··· Supplied records

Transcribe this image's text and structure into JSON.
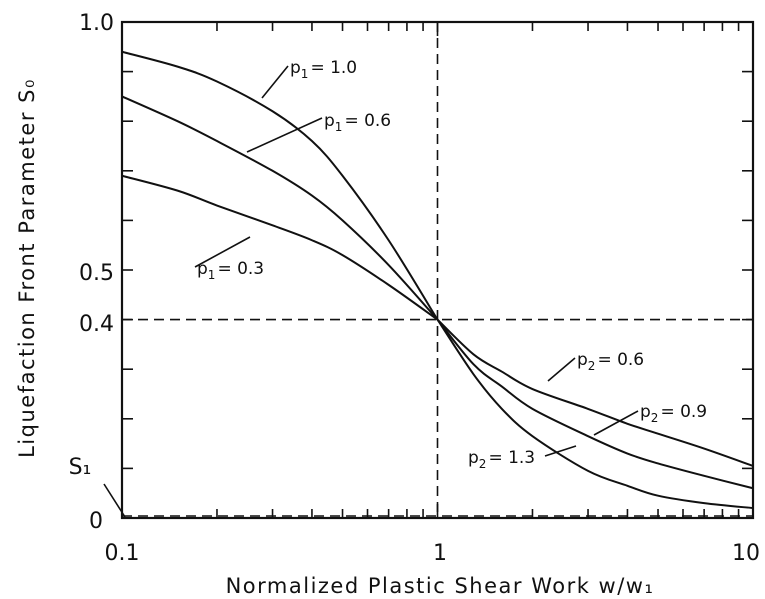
{
  "chart_data": {
    "type": "line",
    "title": "",
    "xlabel": "Normalized Plastic Shear Work w/w₁",
    "ylabel": "Liquefaction Front Parameter S₀",
    "x_scale": "log",
    "xlim": [
      0.1,
      10
    ],
    "ylim": [
      0,
      1.0
    ],
    "x_tick_labels": [
      "0.1",
      "1",
      "10"
    ],
    "y_tick_labels": [
      {
        "value": 1.0,
        "label": "1.0"
      },
      {
        "value": 0.5,
        "label": "0.5"
      },
      {
        "value": 0.4,
        "label": "0.4"
      },
      {
        "value": 0.1,
        "label": "S₁"
      },
      {
        "value": 0.0,
        "label": "0"
      }
    ],
    "reference_lines": {
      "x": 1,
      "y": [
        0.4,
        0.0
      ]
    },
    "series": [
      {
        "name": "p₁ = 1.0",
        "x": [
          0.1,
          0.15,
          0.2,
          0.3,
          0.4,
          0.5,
          0.7,
          1.0
        ],
        "y": [
          0.94,
          0.91,
          0.88,
          0.82,
          0.76,
          0.69,
          0.56,
          0.4
        ]
      },
      {
        "name": "p₁ = 0.6",
        "x": [
          0.1,
          0.15,
          0.2,
          0.3,
          0.4,
          0.5,
          0.7,
          1.0
        ],
        "y": [
          0.85,
          0.8,
          0.76,
          0.7,
          0.65,
          0.6,
          0.51,
          0.4
        ]
      },
      {
        "name": "p₁ = 0.3",
        "x": [
          0.1,
          0.15,
          0.2,
          0.3,
          0.4,
          0.5,
          0.7,
          1.0
        ],
        "y": [
          0.69,
          0.66,
          0.63,
          0.59,
          0.56,
          0.53,
          0.47,
          0.4
        ]
      },
      {
        "name": "p₂ = 0.6",
        "x": [
          1.0,
          1.3,
          1.6,
          2.0,
          3.0,
          4.0,
          5.0,
          7.0,
          10.0
        ],
        "y": [
          0.4,
          0.33,
          0.295,
          0.26,
          0.22,
          0.19,
          0.17,
          0.14,
          0.105
        ]
      },
      {
        "name": "p₂ = 0.9",
        "x": [
          1.0,
          1.3,
          1.6,
          2.0,
          3.0,
          4.0,
          5.0,
          7.0,
          10.0
        ],
        "y": [
          0.4,
          0.31,
          0.265,
          0.22,
          0.165,
          0.13,
          0.11,
          0.085,
          0.06
        ]
      },
      {
        "name": "p₂ = 1.3",
        "x": [
          1.0,
          1.3,
          1.6,
          2.0,
          3.0,
          4.0,
          5.0,
          7.0,
          10.0
        ],
        "y": [
          0.4,
          0.29,
          0.22,
          0.165,
          0.095,
          0.065,
          0.045,
          0.03,
          0.02
        ]
      }
    ],
    "curve_labels": [
      {
        "main": "p",
        "sub": "1",
        "value": "= 1.0"
      },
      {
        "main": "p",
        "sub": "1",
        "value": "= 0.6"
      },
      {
        "main": "p",
        "sub": "1",
        "value": "= 0.3"
      },
      {
        "main": "p",
        "sub": "2",
        "value": "= 0.6"
      },
      {
        "main": "p",
        "sub": "2",
        "value": "= 0.9"
      },
      {
        "main": "p",
        "sub": "2",
        "value": "= 1.3"
      }
    ]
  }
}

······

| Aim |
Take the entries shown above and quote them verbatim, passing over the pictures.

| Correct result |
Transcribe this image's text and structure into JSON.
{
  "chart_data": {
    "type": "line",
    "title": "",
    "xlabel": "Normalized Plastic Shear Work w/w₁",
    "ylabel": "Liquefaction Front Parameter S₀",
    "x_scale": "log",
    "xlim": [
      0.1,
      10
    ],
    "ylim": [
      0,
      1.0
    ],
    "x_tick_labels": [
      "0.1",
      "1",
      "10"
    ],
    "y_tick_labels": [
      {
        "value": 1.0,
        "label": "1.0"
      },
      {
        "value": 0.5,
        "label": "0.5"
      },
      {
        "value": 0.4,
        "label": "0.4"
      },
      {
        "value": 0.1,
        "label": "S₁"
      },
      {
        "value": 0.0,
        "label": "0"
      }
    ],
    "reference_lines": {
      "x": 1,
      "y": [
        0.4,
        0.0
      ]
    },
    "series": [
      {
        "name": "p₁ = 1.0",
        "x": [
          0.1,
          0.15,
          0.2,
          0.3,
          0.4,
          0.5,
          0.7,
          1.0
        ],
        "y": [
          0.94,
          0.91,
          0.88,
          0.82,
          0.76,
          0.69,
          0.56,
          0.4
        ]
      },
      {
        "name": "p₁ = 0.6",
        "x": [
          0.1,
          0.15,
          0.2,
          0.3,
          0.4,
          0.5,
          0.7,
          1.0
        ],
        "y": [
          0.85,
          0.8,
          0.76,
          0.7,
          0.65,
          0.6,
          0.51,
          0.4
        ]
      },
      {
        "name": "p₁ = 0.3",
        "x": [
          0.1,
          0.15,
          0.2,
          0.3,
          0.4,
          0.5,
          0.7,
          1.0
        ],
        "y": [
          0.69,
          0.66,
          0.63,
          0.59,
          0.56,
          0.53,
          0.47,
          0.4
        ]
      },
      {
        "name": "p₂ = 0.6",
        "x": [
          1.0,
          1.3,
          1.6,
          2.0,
          3.0,
          4.0,
          5.0,
          7.0,
          10.0
        ],
        "y": [
          0.4,
          0.33,
          0.295,
          0.26,
          0.22,
          0.19,
          0.17,
          0.14,
          0.105
        ]
      },
      {
        "name": "p₂ = 0.9",
        "x": [
          1.0,
          1.3,
          1.6,
          2.0,
          3.0,
          4.0,
          5.0,
          7.0,
          10.0
        ],
        "y": [
          0.4,
          0.31,
          0.265,
          0.22,
          0.165,
          0.13,
          0.11,
          0.085,
          0.06
        ]
      },
      {
        "name": "p₂ = 1.3",
        "x": [
          1.0,
          1.3,
          1.6,
          2.0,
          3.0,
          4.0,
          5.0,
          7.0,
          10.0
        ],
        "y": [
          0.4,
          0.29,
          0.22,
          0.165,
          0.095,
          0.065,
          0.045,
          0.03,
          0.02
        ]
      }
    ],
    "curve_labels": [
      {
        "main": "p",
        "sub": "1",
        "value": "= 1.0"
      },
      {
        "main": "p",
        "sub": "1",
        "value": "= 0.6"
      },
      {
        "main": "p",
        "sub": "1",
        "value": "= 0.3"
      },
      {
        "main": "p",
        "sub": "2",
        "value": "= 0.6"
      },
      {
        "main": "p",
        "sub": "2",
        "value": "= 0.9"
      },
      {
        "main": "p",
        "sub": "2",
        "value": "= 1.3"
      }
    ]
  }
}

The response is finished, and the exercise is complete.